Produce a verbatim copy of the entries listed below.
—————
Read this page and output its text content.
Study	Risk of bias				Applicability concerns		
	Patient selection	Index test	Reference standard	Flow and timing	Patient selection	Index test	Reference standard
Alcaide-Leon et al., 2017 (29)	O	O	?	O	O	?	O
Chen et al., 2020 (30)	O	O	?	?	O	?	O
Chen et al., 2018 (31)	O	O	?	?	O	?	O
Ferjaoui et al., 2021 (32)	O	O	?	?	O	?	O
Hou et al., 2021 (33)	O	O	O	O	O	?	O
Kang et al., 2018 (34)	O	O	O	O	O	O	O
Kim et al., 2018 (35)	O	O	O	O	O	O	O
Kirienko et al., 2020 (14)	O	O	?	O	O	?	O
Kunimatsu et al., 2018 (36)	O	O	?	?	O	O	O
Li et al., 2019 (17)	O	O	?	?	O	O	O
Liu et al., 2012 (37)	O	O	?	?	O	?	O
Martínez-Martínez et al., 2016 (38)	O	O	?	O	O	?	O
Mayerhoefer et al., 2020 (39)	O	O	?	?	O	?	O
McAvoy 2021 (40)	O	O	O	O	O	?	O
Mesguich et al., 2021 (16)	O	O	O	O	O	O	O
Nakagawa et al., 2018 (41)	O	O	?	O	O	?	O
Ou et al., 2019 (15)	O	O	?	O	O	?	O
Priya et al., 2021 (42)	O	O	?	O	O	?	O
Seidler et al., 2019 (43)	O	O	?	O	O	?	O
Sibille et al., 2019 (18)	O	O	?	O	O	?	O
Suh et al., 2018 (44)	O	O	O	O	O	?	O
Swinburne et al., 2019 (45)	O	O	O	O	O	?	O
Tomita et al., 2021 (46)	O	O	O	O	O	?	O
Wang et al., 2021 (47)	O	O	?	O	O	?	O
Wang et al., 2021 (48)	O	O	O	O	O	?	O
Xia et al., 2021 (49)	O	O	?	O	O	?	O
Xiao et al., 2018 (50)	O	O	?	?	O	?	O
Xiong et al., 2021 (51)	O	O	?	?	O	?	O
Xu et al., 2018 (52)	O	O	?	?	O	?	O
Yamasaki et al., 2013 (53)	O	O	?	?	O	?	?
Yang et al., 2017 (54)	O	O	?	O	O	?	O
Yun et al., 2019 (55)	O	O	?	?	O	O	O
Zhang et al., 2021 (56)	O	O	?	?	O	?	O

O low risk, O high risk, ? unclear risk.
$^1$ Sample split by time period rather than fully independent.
—————
WRITTEN SOLUTION
Read this page and output its text content.
Study	Risk of bias				Applicability concerns		
	Patient selection	Index test	Reference standard	Flow and timing	Patient selection	Index test	Reference standard
Alcaide-Leon et al., 2017 (29)	O	O	?	O	O	?	O
Chen et al., 2020 (30)	O	O	?	?	O	?	O
Chen et al., 2018 (31)	O	O	?	?	O	?	O
Ferjaoui et al., 2021 (32)	O	O	?	?	O	?	O
Hou et al., 2021 (33)	O	O	O	O	O	?	O
Kang et al., 2018 (34)	O	O	O	O	O	O	O
Kim et al., 2018 (35)	O	O	O	O	O	O	O
Kirienko et al., 2020 (14)	O	O	?	O	O	?	O
Kunimatsu et al., 2018 (36)	O	O	?	?	O	O	O
Li et al., 2019 (17)	O	O	?	?	O	O	O
Liu et al., 2012 (37)	O	O	?	?	O	?	O
Martínez-Martínez et al., 2016 (38)	O	O	?	O	O	?	O
Mayerhoefer et al., 2020 (39)	O	O	?	?	O	?	O
McAvoy 2021 (40)	O	O	O	O	O	?	O
Mesguich et al., 2021 (16)	O	O	O	O	O	O	O
Nakagawa et al., 2018 (41)	O	O	?	O	O	?	O
Ou et al., 2019 (15)	O	O	?	O	O	?	O
Priya et al., 2021 (42)	O	O	?	O	O	?	O
Seidler et al., 2019 (43)	O	O	?	O	O	?	O
Sibille et al., 2019 (18)	O	O	?	O	O	?	O
Suh et al., 2018 (44)	O	O	O	O	O	?	O
Swinburne et al., 2019 (45)	O	O	O	O	O	?	O
Tomita et al., 2021 (46)	O	O	O	O	O	?	O
Wang et al., 2021 (47)	O	O	?	O	O	?	O
Wang et al., 2021 (48)	O	O	O	O	O	?	O
Xia et al., 2021 (49)	O	O	?	O	O	?	O
Xiao et al., 2018 (50)	O	O	?	?	O	?	O
Xiong et al., 2021 (51)	O	O	?	?	O	?	O
Xu et al., 2018 (52)	O	O	?	?	O	?	O
Yamasaki et al., 2013 (53)	O	O	?	?	O	?	?
Yang et al., 2017 (54)	O	O	?	O	O	?	O
Yun et al., 2019 (55)	O	O	?	?	O	O	O
Zhang et al., 2021 (56)	O	O	?	?	O	?	O

O low risk, O high risk, ? unclear risk.
$^1$ Sample split by time period rather than fully independent.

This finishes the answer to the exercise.